start RECORD LIST

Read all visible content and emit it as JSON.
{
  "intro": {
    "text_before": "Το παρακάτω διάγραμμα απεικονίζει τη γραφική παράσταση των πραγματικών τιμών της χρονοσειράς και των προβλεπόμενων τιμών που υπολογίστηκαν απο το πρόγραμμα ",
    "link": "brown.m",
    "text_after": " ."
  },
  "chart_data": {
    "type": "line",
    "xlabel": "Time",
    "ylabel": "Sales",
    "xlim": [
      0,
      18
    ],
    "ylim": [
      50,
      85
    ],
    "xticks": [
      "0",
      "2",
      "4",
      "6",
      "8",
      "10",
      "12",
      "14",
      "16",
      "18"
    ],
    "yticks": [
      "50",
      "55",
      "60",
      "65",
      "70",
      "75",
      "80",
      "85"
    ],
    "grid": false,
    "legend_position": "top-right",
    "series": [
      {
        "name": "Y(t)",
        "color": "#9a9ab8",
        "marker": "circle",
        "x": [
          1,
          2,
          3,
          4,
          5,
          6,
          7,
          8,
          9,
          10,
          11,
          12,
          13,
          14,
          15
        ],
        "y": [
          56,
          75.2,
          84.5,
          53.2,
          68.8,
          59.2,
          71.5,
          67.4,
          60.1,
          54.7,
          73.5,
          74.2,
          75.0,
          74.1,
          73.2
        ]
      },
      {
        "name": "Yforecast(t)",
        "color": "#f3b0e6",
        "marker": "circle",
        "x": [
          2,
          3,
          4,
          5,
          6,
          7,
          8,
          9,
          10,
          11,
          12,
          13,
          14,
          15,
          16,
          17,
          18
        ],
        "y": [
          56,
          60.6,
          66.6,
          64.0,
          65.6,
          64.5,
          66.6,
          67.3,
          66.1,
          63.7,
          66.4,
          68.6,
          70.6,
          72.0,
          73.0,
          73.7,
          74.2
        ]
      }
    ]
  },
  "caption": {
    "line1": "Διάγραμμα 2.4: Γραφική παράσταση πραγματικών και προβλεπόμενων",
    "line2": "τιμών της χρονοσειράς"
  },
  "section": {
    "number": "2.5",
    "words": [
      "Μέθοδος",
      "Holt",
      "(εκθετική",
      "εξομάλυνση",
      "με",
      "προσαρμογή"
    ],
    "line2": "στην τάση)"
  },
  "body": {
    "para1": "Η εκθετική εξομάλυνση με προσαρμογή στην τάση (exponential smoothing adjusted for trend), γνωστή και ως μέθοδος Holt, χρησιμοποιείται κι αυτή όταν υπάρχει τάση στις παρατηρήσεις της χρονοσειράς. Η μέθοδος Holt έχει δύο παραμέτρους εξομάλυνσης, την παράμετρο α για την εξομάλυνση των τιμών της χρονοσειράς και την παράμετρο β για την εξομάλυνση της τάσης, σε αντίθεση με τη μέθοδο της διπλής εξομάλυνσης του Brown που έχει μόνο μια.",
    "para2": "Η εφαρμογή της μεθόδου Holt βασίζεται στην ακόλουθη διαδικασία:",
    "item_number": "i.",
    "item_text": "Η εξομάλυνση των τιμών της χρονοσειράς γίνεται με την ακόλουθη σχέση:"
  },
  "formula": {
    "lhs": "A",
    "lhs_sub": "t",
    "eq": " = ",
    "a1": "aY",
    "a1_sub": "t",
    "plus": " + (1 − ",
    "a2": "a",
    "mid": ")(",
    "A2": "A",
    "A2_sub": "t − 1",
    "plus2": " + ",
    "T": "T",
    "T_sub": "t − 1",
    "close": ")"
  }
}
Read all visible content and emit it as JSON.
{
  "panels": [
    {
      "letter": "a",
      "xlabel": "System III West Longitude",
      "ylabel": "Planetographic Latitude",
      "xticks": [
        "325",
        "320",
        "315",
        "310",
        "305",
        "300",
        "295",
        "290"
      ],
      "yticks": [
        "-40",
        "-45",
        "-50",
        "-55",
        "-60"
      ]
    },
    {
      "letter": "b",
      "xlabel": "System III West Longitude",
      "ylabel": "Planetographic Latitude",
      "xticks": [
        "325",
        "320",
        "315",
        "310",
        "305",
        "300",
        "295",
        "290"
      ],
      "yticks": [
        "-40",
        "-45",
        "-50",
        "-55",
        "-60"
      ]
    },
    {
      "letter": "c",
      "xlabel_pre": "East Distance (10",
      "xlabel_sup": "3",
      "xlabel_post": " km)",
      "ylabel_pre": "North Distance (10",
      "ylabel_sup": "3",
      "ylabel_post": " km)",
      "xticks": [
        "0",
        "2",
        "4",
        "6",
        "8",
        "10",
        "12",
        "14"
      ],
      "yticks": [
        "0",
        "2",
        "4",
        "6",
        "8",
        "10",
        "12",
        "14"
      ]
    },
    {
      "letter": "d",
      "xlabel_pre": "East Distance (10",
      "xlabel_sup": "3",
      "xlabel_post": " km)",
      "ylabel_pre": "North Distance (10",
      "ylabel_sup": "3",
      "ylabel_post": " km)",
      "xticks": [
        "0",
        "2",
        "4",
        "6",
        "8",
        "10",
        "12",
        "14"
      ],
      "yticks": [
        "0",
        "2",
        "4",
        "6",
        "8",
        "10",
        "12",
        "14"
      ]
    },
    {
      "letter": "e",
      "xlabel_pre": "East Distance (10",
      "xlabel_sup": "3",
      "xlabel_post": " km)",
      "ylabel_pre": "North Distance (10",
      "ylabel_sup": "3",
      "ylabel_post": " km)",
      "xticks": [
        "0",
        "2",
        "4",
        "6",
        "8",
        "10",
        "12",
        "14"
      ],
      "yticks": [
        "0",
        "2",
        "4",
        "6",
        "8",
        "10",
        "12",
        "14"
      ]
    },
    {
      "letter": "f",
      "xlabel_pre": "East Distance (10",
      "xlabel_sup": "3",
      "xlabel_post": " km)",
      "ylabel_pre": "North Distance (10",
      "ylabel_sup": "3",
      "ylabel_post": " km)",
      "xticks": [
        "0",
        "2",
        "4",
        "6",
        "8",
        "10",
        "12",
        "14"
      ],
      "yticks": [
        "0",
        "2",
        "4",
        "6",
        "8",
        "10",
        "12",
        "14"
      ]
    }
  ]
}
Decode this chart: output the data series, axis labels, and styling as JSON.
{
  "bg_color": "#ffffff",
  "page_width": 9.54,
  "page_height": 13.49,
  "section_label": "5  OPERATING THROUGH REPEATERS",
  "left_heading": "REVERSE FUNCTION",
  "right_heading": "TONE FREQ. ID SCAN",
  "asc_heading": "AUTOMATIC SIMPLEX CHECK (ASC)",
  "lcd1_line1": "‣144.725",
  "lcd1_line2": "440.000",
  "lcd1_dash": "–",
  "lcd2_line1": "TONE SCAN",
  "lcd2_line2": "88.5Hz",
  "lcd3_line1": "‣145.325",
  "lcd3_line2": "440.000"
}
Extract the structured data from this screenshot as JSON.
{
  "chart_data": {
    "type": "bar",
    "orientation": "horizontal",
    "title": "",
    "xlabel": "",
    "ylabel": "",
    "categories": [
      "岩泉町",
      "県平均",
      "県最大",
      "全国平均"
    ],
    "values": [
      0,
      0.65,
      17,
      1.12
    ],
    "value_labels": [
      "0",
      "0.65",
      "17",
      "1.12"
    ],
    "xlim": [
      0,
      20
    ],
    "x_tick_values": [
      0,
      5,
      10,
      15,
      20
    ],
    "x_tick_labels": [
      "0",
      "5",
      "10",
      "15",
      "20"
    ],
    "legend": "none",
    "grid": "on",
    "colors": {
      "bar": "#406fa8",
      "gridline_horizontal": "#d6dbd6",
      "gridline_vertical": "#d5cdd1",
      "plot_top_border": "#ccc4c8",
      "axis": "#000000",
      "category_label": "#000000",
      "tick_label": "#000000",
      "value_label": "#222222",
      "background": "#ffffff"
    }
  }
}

end RECORD LIST

**EXERCISE INSTRUCTIONS**.
Copy out the whole listing, exactly as written.

**ANSWER TO THE PROBLEM**.
Read all visible content and emit it as JSON.
{
  "intro": {
    "text_before": "Το παρακάτω διάγραμμα απεικονίζει τη γραφική παράσταση των πραγματικών τιμών της χρονοσειράς και των προβλεπόμενων τιμών που υπολογίστηκαν απο το πρόγραμμα ",
    "link": "brown.m",
    "text_after": " ."
  },
  "chart_data": {
    "type": "line",
    "xlabel": "Time",
    "ylabel": "Sales",
    "xlim": [
      0,
      18
    ],
    "ylim": [
      50,
      85
    ],
    "xticks": [
      "0",
      "2",
      "4",
      "6",
      "8",
      "10",
      "12",
      "14",
      "16",
      "18"
    ],
    "yticks": [
      "50",
      "55",
      "60",
      "65",
      "70",
      "75",
      "80",
      "85"
    ],
    "grid": false,
    "legend_position": "top-right",
    "series": [
      {
        "name": "Y(t)",
        "color": "#9a9ab8",
        "marker": "circle",
        "x": [
          1,
          2,
          3,
          4,
          5,
          6,
          7,
          8,
          9,
          10,
          11,
          12,
          13,
          14,
          15
        ],
        "y": [
          56,
          75.2,
          84.5,
          53.2,
          68.8,
          59.2,
          71.5,
          67.4,
          60.1,
          54.7,
          73.5,
          74.2,
          75.0,
          74.1,
          73.2
        ]
      },
      {
        "name": "Yforecast(t)",
        "color": "#f3b0e6",
        "marker": "circle",
        "x": [
          2,
          3,
          4,
          5,
          6,
          7,
          8,
          9,
          10,
          11,
          12,
          13,
          14,
          15,
          16,
          17,
          18
        ],
        "y": [
          56,
          60.6,
          66.6,
          64.0,
          65.6,
          64.5,
          66.6,
          67.3,
          66.1,
          63.7,
          66.4,
          68.6,
          70.6,
          72.0,
          73.0,
          73.7,
          74.2
        ]
      }
    ]
  },
  "caption": {
    "line1": "Διάγραμμα 2.4: Γραφική παράσταση πραγματικών και προβλεπόμενων",
    "line2": "τιμών της χρονοσειράς"
  },
  "section": {
    "number": "2.5",
    "words": [
      "Μέθοδος",
      "Holt",
      "(εκθετική",
      "εξομάλυνση",
      "με",
      "προσαρμογή"
    ],
    "line2": "στην τάση)"
  },
  "body": {
    "para1": "Η εκθετική εξομάλυνση με προσαρμογή στην τάση (exponential smoothing adjusted for trend), γνωστή και ως μέθοδος Holt, χρησιμοποιείται κι αυτή όταν υπάρχει τάση στις παρατηρήσεις της χρονοσειράς. Η μέθοδος Holt έχει δύο παραμέτρους εξομάλυνσης, την παράμετρο α για την εξομάλυνση των τιμών της χρονοσειράς και την παράμετρο β για την εξομάλυνση της τάσης, σε αντίθεση με τη μέθοδο της διπλής εξομάλυνσης του Brown που έχει μόνο μια.",
    "para2": "Η εφαρμογή της μεθόδου Holt βασίζεται στην ακόλουθη διαδικασία:",
    "item_number": "i.",
    "item_text": "Η εξομάλυνση των τιμών της χρονοσειράς γίνεται με την ακόλουθη σχέση:"
  },
  "formula": {
    "lhs": "A",
    "lhs_sub": "t",
    "eq": " = ",
    "a1": "aY",
    "a1_sub": "t",
    "plus": " + (1 − ",
    "a2": "a",
    "mid": ")(",
    "A2": "A",
    "A2_sub": "t − 1",
    "plus2": " + ",
    "T": "T",
    "T_sub": "t − 1",
    "close": ")"
  }
}
Read all visible content and emit it as JSON.
{
  "panels": [
    {
      "letter": "a",
      "xlabel": "System III West Longitude",
      "ylabel": "Planetographic Latitude",
      "xticks": [
        "325",
        "320",
        "315",
        "310",
        "305",
        "300",
        "295",
        "290"
      ],
      "yticks": [
        "-40",
        "-45",
        "-50",
        "-55",
        "-60"
      ]
    },
    {
      "letter": "b",
      "xlabel": "System III West Longitude",
      "ylabel": "Planetographic Latitude",
      "xticks": [
        "325",
        "320",
        "315",
        "310",
        "305",
        "300",
        "295",
        "290"
      ],
      "yticks": [
        "-40",
        "-45",
        "-50",
        "-55",
        "-60"
      ]
    },
    {
      "letter": "c",
      "xlabel_pre": "East Distance (10",
      "xlabel_sup": "3",
      "xlabel_post": " km)",
      "ylabel_pre": "North Distance (10",
      "ylabel_sup": "3",
      "ylabel_post": " km)",
      "xticks": [
        "0",
        "2",
        "4",
        "6",
        "8",
        "10",
        "12",
        "14"
      ],
      "yticks": [
        "0",
        "2",
        "4",
        "6",
        "8",
        "10",
        "12",
        "14"
      ]
    },
    {
      "letter": "d",
      "xlabel_pre": "East Distance (10",
      "xlabel_sup": "3",
      "xlabel_post": " km)",
      "ylabel_pre": "North Distance (10",
      "ylabel_sup": "3",
      "ylabel_post": " km)",
      "xticks": [
        "0",
        "2",
        "4",
        "6",
        "8",
        "10",
        "12",
        "14"
      ],
      "yticks": [
        "0",
        "2",
        "4",
        "6",
        "8",
        "10",
        "12",
        "14"
      ]
    },
    {
      "letter": "e",
      "xlabel_pre": "East Distance (10",
      "xlabel_sup": "3",
      "xlabel_post": " km)",
      "ylabel_pre": "North Distance (10",
      "ylabel_sup": "3",
      "ylabel_post": " km)",
      "xticks": [
        "0",
        "2",
        "4",
        "6",
        "8",
        "10",
        "12",
        "14"
      ],
      "yticks": [
        "0",
        "2",
        "4",
        "6",
        "8",
        "10",
        "12",
        "14"
      ]
    },
    {
      "letter": "f",
      "xlabel_pre": "East Distance (10",
      "xlabel_sup": "3",
      "xlabel_post": " km)",
      "ylabel_pre": "North Distance (10",
      "ylabel_sup": "3",
      "ylabel_post": " km)",
      "xticks": [
        "0",
        "2",
        "4",
        "6",
        "8",
        "10",
        "12",
        "14"
      ],
      "yticks": [
        "0",
        "2",
        "4",
        "6",
        "8",
        "10",
        "12",
        "14"
      ]
    }
  ]
}
Decode this chart: output the data series, axis labels, and styling as JSON.
{
  "bg_color": "#ffffff",
  "page_width": 9.54,
  "page_height": 13.49,
  "section_label": "5  OPERATING THROUGH REPEATERS",
  "left_heading": "REVERSE FUNCTION",
  "right_heading": "TONE FREQ. ID SCAN",
  "asc_heading": "AUTOMATIC SIMPLEX CHECK (ASC)",
  "lcd1_line1": "‣144.725",
  "lcd1_line2": "440.000",
  "lcd1_dash": "–",
  "lcd2_line1": "TONE SCAN",
  "lcd2_line2": "88.5Hz",
  "lcd3_line1": "‣145.325",
  "lcd3_line2": "440.000"
}
Extract the structured data from this screenshot as JSON.
{
  "chart_data": {
    "type": "bar",
    "orientation": "horizontal",
    "title": "",
    "xlabel": "",
    "ylabel": "",
    "categories": [
      "岩泉町",
      "県平均",
      "県最大",
      "全国平均"
    ],
    "values": [
      0,
      0.65,
      17,
      1.12
    ],
    "value_labels": [
      "0",
      "0.65",
      "17",
      "1.12"
    ],
    "xlim": [
      0,
      20
    ],
    "x_tick_values": [
      0,
      5,
      10,
      15,
      20
    ],
    "x_tick_labels": [
      "0",
      "5",
      "10",
      "15",
      "20"
    ],
    "legend": "none",
    "grid": "on",
    "colors": {
      "bar": "#406fa8",
      "gridline_horizontal": "#d6dbd6",
      "gridline_vertical": "#d5cdd1",
      "plot_top_border": "#ccc4c8",
      "axis": "#000000",
      "category_label": "#000000",
      "tick_label": "#000000",
      "value_label": "#222222",
      "background": "#ffffff"
    }
  }
}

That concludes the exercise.